Exercise:
Look through the entries and report how many lines include the word "Council". Give the number alone.
+++++
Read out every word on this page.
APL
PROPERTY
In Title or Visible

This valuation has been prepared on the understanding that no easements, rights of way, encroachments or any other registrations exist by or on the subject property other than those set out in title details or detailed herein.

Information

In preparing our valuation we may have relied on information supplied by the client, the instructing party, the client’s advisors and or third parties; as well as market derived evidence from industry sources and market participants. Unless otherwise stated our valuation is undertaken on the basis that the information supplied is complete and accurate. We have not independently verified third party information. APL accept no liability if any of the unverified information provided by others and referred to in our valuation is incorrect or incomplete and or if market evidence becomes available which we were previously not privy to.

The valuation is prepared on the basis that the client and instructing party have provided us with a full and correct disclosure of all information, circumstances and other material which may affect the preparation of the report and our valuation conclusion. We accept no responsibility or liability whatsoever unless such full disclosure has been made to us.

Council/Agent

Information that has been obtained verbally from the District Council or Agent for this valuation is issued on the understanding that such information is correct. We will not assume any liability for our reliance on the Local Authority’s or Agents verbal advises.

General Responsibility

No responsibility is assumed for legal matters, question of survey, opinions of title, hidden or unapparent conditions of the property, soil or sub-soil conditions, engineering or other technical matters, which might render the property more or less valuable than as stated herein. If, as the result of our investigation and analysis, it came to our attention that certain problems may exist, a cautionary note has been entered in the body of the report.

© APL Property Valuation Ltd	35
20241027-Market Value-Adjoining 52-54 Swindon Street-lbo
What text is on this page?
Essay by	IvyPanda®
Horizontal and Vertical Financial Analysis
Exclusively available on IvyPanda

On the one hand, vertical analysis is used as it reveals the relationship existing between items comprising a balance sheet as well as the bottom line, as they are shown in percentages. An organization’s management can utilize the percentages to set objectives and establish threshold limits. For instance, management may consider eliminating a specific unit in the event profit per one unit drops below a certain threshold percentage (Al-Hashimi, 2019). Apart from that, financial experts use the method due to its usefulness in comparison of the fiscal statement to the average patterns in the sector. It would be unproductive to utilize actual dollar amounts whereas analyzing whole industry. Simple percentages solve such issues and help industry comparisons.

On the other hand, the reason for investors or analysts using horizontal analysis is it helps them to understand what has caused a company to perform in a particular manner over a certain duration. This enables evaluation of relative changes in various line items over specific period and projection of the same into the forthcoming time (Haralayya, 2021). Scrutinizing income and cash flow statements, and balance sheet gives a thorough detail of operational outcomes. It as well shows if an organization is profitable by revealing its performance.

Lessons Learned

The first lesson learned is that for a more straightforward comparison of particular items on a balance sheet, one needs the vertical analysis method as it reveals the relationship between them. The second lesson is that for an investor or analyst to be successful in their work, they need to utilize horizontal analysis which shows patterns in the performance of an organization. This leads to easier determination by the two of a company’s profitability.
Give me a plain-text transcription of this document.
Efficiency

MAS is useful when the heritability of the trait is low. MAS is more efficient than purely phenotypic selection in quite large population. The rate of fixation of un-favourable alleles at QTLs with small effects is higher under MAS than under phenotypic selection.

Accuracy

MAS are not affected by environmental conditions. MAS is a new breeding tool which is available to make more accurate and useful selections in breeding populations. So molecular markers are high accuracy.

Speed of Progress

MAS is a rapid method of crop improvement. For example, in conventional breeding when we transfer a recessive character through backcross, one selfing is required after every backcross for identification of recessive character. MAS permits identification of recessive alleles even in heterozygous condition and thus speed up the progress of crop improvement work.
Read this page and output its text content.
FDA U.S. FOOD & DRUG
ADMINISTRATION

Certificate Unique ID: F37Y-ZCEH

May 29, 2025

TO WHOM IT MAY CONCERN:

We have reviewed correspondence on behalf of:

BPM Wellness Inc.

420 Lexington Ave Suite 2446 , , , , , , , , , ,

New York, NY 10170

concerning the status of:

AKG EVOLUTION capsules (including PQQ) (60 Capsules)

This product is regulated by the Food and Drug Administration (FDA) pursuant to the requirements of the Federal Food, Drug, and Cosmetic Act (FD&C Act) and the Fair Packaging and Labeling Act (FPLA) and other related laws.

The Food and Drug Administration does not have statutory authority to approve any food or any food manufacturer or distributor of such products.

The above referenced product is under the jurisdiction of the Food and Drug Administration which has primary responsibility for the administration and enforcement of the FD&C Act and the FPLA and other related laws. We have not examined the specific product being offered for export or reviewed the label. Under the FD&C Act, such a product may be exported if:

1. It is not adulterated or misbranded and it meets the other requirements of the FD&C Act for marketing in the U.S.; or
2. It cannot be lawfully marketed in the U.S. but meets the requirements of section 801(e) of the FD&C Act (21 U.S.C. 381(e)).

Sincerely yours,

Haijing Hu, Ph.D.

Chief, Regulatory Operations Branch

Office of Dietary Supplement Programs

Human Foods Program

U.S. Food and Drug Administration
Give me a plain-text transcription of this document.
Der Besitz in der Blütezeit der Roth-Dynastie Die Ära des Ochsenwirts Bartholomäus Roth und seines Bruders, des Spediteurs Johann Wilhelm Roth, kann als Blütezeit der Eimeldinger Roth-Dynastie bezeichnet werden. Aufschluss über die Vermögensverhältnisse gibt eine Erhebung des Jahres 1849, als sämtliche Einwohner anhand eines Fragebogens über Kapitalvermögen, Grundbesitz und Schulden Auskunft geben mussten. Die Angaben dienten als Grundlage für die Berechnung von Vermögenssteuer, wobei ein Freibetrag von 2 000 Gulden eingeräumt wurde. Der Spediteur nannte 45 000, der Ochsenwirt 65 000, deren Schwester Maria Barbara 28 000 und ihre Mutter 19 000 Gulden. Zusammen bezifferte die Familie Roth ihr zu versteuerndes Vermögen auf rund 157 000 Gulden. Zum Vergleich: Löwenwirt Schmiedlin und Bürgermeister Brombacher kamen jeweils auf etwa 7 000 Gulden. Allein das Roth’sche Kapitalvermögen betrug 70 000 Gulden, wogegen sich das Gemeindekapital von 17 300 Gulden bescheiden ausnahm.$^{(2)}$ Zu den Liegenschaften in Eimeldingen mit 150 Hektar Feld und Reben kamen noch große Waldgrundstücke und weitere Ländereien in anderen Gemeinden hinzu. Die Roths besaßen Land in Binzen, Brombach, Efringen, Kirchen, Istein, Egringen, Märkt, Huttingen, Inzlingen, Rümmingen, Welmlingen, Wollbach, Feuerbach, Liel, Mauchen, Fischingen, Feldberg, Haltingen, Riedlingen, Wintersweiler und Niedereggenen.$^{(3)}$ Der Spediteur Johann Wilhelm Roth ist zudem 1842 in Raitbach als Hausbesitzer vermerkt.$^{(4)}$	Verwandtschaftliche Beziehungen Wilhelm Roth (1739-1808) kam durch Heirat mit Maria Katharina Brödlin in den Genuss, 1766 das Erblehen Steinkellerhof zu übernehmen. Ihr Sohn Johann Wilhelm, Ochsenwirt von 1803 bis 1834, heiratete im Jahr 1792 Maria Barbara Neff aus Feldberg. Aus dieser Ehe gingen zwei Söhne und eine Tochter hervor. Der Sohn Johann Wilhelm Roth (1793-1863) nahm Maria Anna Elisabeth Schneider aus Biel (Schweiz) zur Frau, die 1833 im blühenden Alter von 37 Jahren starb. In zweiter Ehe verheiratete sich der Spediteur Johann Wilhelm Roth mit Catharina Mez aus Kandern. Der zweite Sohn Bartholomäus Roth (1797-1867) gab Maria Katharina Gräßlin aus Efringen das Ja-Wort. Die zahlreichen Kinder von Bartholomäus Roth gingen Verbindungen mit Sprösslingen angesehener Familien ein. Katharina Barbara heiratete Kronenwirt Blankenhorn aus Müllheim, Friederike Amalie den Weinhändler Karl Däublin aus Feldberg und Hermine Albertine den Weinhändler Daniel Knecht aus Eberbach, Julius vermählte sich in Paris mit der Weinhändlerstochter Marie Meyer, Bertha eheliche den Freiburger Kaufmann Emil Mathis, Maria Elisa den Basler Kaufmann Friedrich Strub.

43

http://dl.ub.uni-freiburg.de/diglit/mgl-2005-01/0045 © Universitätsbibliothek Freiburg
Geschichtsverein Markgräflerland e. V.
+++++
The answer:
2